WHAT IS EXPECTED:
Please write out the material below exactly as given.

-------

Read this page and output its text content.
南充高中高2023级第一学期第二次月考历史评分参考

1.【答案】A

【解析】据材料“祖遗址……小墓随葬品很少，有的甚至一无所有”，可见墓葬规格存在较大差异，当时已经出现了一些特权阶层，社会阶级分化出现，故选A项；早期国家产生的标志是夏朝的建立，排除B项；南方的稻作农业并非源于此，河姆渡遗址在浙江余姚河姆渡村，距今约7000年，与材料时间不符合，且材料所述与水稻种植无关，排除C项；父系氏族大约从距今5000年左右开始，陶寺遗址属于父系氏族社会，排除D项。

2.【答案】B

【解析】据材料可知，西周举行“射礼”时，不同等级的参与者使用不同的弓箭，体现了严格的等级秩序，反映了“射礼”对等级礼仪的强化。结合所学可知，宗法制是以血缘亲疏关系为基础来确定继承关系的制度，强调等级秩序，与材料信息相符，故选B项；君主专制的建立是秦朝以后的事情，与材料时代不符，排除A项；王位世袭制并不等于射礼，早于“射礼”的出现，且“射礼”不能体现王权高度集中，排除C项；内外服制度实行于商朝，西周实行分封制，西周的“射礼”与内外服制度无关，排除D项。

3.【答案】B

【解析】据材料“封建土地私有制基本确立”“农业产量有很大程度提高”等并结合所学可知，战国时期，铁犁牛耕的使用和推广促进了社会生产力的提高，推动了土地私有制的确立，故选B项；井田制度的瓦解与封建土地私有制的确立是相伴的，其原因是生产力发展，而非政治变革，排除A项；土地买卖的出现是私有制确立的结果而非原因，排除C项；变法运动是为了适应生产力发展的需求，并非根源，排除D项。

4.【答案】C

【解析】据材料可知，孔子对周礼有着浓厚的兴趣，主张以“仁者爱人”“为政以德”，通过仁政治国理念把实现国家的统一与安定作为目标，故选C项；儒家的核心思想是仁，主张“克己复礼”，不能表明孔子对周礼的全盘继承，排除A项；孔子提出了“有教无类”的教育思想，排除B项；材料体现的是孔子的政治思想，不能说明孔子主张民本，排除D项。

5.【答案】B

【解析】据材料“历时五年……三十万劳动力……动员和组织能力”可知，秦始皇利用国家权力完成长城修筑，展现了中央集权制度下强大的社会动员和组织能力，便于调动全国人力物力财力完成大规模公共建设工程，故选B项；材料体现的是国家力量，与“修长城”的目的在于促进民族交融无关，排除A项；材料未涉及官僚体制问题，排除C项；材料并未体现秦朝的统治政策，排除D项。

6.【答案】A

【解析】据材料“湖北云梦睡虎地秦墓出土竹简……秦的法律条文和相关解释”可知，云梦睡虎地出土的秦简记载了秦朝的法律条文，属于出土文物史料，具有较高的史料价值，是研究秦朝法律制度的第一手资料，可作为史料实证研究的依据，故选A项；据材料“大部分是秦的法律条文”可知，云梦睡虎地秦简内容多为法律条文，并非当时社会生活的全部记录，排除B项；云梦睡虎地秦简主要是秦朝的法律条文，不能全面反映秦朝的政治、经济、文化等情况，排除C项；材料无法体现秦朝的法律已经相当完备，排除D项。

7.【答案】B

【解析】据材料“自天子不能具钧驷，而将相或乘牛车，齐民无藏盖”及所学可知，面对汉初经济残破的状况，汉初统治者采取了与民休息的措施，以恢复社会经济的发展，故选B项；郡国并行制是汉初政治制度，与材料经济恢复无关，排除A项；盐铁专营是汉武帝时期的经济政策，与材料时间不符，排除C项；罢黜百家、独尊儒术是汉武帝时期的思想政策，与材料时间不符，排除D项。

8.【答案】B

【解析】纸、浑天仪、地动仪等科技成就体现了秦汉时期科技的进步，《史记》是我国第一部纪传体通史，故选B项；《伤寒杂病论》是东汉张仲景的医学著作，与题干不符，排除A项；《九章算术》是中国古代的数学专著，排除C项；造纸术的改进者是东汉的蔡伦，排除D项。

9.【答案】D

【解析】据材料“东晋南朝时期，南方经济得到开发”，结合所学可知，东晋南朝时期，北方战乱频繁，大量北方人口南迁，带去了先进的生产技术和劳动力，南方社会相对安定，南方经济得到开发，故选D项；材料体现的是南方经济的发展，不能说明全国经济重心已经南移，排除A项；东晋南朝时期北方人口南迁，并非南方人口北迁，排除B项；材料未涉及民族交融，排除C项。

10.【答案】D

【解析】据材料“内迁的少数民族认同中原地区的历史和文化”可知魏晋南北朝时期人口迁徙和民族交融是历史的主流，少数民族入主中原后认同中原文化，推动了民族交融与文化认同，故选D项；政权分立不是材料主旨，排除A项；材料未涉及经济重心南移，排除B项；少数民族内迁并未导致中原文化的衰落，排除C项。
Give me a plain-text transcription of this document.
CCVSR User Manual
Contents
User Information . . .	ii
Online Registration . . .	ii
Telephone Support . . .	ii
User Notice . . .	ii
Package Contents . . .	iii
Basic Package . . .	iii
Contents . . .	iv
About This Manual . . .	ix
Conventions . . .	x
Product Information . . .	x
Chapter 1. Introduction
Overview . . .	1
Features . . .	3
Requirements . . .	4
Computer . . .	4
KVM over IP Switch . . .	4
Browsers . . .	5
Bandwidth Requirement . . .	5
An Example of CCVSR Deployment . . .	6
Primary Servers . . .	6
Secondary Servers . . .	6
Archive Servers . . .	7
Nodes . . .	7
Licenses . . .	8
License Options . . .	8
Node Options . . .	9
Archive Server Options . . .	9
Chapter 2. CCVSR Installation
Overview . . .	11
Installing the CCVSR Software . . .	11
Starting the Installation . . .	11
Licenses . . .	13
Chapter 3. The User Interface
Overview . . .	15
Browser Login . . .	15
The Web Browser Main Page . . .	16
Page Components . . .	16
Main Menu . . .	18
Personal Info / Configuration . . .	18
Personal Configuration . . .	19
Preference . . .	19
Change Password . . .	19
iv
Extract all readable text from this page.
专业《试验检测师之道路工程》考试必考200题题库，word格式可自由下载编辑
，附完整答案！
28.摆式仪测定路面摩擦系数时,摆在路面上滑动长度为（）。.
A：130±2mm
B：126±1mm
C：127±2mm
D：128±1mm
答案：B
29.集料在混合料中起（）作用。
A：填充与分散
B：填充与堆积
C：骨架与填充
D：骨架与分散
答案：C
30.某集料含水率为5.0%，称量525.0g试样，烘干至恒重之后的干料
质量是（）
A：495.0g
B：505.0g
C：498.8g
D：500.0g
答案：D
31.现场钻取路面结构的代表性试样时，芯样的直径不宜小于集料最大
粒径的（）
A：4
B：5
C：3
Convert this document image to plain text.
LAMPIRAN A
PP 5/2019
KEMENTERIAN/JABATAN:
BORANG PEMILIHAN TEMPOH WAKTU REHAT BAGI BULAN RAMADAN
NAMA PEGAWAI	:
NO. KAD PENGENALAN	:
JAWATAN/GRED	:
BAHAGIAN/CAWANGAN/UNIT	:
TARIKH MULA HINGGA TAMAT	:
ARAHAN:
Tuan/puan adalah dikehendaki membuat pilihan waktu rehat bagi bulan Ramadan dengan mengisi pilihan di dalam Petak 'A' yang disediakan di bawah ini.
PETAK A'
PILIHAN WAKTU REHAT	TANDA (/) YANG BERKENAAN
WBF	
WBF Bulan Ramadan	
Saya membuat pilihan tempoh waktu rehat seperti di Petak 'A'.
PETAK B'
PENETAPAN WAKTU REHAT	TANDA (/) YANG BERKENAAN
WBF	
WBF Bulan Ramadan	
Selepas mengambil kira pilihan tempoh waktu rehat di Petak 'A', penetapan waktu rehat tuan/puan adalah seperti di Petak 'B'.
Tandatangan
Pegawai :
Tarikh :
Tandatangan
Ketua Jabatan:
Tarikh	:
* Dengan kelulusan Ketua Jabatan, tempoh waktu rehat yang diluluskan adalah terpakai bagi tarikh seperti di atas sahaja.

-------

WRITTEN ANSWER:
Read this page and output its text content.
南充高中高2023级第一学期第二次月考历史评分参考

1.【答案】A

【解析】据材料“祖遗址……小墓随葬品很少，有的甚至一无所有”，可见墓葬规格存在较大差异，当时已经出现了一些特权阶层，社会阶级分化出现，故选A项；早期国家产生的标志是夏朝的建立，排除B项；南方的稻作农业并非源于此，河姆渡遗址在浙江余姚河姆渡村，距今约7000年，与材料时间不符合，且材料所述与水稻种植无关，排除C项；父系氏族大约从距今5000年左右开始，陶寺遗址属于父系氏族社会，排除D项。

2.【答案】B

【解析】据材料可知，西周举行“射礼”时，不同等级的参与者使用不同的弓箭，体现了严格的等级秩序，反映了“射礼”对等级礼仪的强化。结合所学可知，宗法制是以血缘亲疏关系为基础来确定继承关系的制度，强调等级秩序，与材料信息相符，故选B项；君主专制的建立是秦朝以后的事情，与材料时代不符，排除A项；王位世袭制并不等于射礼，早于“射礼”的出现，且“射礼”不能体现王权高度集中，排除C项；内外服制度实行于商朝，西周实行分封制，西周的“射礼”与内外服制度无关，排除D项。

3.【答案】B

【解析】据材料“封建土地私有制基本确立”“农业产量有很大程度提高”等并结合所学可知，战国时期，铁犁牛耕的使用和推广促进了社会生产力的提高，推动了土地私有制的确立，故选B项；井田制度的瓦解与封建土地私有制的确立是相伴的，其原因是生产力发展，而非政治变革，排除A项；土地买卖的出现是私有制确立的结果而非原因，排除C项；变法运动是为了适应生产力发展的需求，并非根源，排除D项。

4.【答案】C

【解析】据材料可知，孔子对周礼有着浓厚的兴趣，主张以“仁者爱人”“为政以德”，通过仁政治国理念把实现国家的统一与安定作为目标，故选C项；儒家的核心思想是仁，主张“克己复礼”，不能表明孔子对周礼的全盘继承，排除A项；孔子提出了“有教无类”的教育思想，排除B项；材料体现的是孔子的政治思想，不能说明孔子主张民本，排除D项。

5.【答案】B

【解析】据材料“历时五年……三十万劳动力……动员和组织能力”可知，秦始皇利用国家权力完成长城修筑，展现了中央集权制度下强大的社会动员和组织能力，便于调动全国人力物力财力完成大规模公共建设工程，故选B项；材料体现的是国家力量，与“修长城”的目的在于促进民族交融无关，排除A项；材料未涉及官僚体制问题，排除C项；材料并未体现秦朝的统治政策，排除D项。

6.【答案】A

【解析】据材料“湖北云梦睡虎地秦墓出土竹简……秦的法律条文和相关解释”可知，云梦睡虎地出土的秦简记载了秦朝的法律条文，属于出土文物史料，具有较高的史料价值，是研究秦朝法律制度的第一手资料，可作为史料实证研究的依据，故选A项；据材料“大部分是秦的法律条文”可知，云梦睡虎地秦简内容多为法律条文，并非当时社会生活的全部记录，排除B项；云梦睡虎地秦简主要是秦朝的法律条文，不能全面反映秦朝的政治、经济、文化等情况，排除C项；材料无法体现秦朝的法律已经相当完备，排除D项。

7.【答案】B

【解析】据材料“自天子不能具钧驷，而将相或乘牛车，齐民无藏盖”及所学可知，面对汉初经济残破的状况，汉初统治者采取了与民休息的措施，以恢复社会经济的发展，故选B项；郡国并行制是汉初政治制度，与材料经济恢复无关，排除A项；盐铁专营是汉武帝时期的经济政策，与材料时间不符，排除C项；罢黜百家、独尊儒术是汉武帝时期的思想政策，与材料时间不符，排除D项。

8.【答案】B

【解析】纸、浑天仪、地动仪等科技成就体现了秦汉时期科技的进步，《史记》是我国第一部纪传体通史，故选B项；《伤寒杂病论》是东汉张仲景的医学著作，与题干不符，排除A项；《九章算术》是中国古代的数学专著，排除C项；造纸术的改进者是东汉的蔡伦，排除D项。

9.【答案】D

【解析】据材料“东晋南朝时期，南方经济得到开发”，结合所学可知，东晋南朝时期，北方战乱频繁，大量北方人口南迁，带去了先进的生产技术和劳动力，南方社会相对安定，南方经济得到开发，故选D项；材料体现的是南方经济的发展，不能说明全国经济重心已经南移，排除A项；东晋南朝时期北方人口南迁，并非南方人口北迁，排除B项；材料未涉及民族交融，排除C项。

10.【答案】D

【解析】据材料“内迁的少数民族认同中原地区的历史和文化”可知魏晋南北朝时期人口迁徙和民族交融是历史的主流，少数民族入主中原后认同中原文化，推动了民族交融与文化认同，故选D项；政权分立不是材料主旨，排除A项；材料未涉及经济重心南移，排除B项；少数民族内迁并未导致中原文化的衰落，排除C项。
Give me a plain-text transcription of this document.
CCVSR User Manual
Contents
User Information . . .	ii
Online Registration . . .	ii
Telephone Support . . .	ii
User Notice . . .	ii
Package Contents . . .	iii
Basic Package . . .	iii
Contents . . .	iv
About This Manual . . .	ix
Conventions . . .	x
Product Information . . .	x
Chapter 1. Introduction
Overview . . .	1
Features . . .	3
Requirements . . .	4
Computer . . .	4
KVM over IP Switch . . .	4
Browsers . . .	5
Bandwidth Requirement . . .	5
An Example of CCVSR Deployment . . .	6
Primary Servers . . .	6
Secondary Servers . . .	6
Archive Servers . . .	7
Nodes . . .	7
Licenses . . .	8
License Options . . .	8
Node Options . . .	9
Archive Server Options . . .	9
Chapter 2. CCVSR Installation
Overview . . .	11
Installing the CCVSR Software . . .	11
Starting the Installation . . .	11
Licenses . . .	13
Chapter 3. The User Interface
Overview . . .	15
Browser Login . . .	15
The Web Browser Main Page . . .	16
Page Components . . .	16
Main Menu . . .	18
Personal Info / Configuration . . .	18
Personal Configuration . . .	19
Preference . . .	19
Change Password . . .	19
iv
Extract all readable text from this page.
专业《试验检测师之道路工程》考试必考200题题库，word格式可自由下载编辑
，附完整答案！
28.摆式仪测定路面摩擦系数时,摆在路面上滑动长度为（）。.
A：130±2mm
B：126±1mm
C：127±2mm
D：128±1mm
答案：B
29.集料在混合料中起（）作用。
A：填充与分散
B：填充与堆积
C：骨架与填充
D：骨架与分散
答案：C
30.某集料含水率为5.0%，称量525.0g试样，烘干至恒重之后的干料
质量是（）
A：495.0g
B：505.0g
C：498.8g
D：500.0g
答案：D
31.现场钻取路面结构的代表性试样时，芯样的直径不宜小于集料最大
粒径的（）
A：4
B：5
C：3
Convert this document image to plain text.
LAMPIRAN A
PP 5/2019
KEMENTERIAN/JABATAN:
BORANG PEMILIHAN TEMPOH WAKTU REHAT BAGI BULAN RAMADAN
NAMA PEGAWAI	:
NO. KAD PENGENALAN	:
JAWATAN/GRED	:
BAHAGIAN/CAWANGAN/UNIT	:
TARIKH MULA HINGGA TAMAT	:
ARAHAN:
Tuan/puan adalah dikehendaki membuat pilihan waktu rehat bagi bulan Ramadan dengan mengisi pilihan di dalam Petak 'A' yang disediakan di bawah ini.
PETAK A'
PILIHAN WAKTU REHAT	TANDA (/) YANG BERKENAAN
WBF	
WBF Bulan Ramadan	
Saya membuat pilihan tempoh waktu rehat seperti di Petak 'A'.
PETAK B'
PENETAPAN WAKTU REHAT	TANDA (/) YANG BERKENAAN
WBF	
WBF Bulan Ramadan	
Selepas mengambil kira pilihan tempoh waktu rehat di Petak 'A', penetapan waktu rehat tuan/puan adalah seperti di Petak 'B'.
Tandatangan
Pegawai :
Tarikh :
Tandatangan
Ketua Jabatan:
Tarikh	:
* Dengan kelulusan Ketua Jabatan, tempoh waktu rehat yang diluluskan adalah terpakai bagi tarikh seperti di atas sahaja.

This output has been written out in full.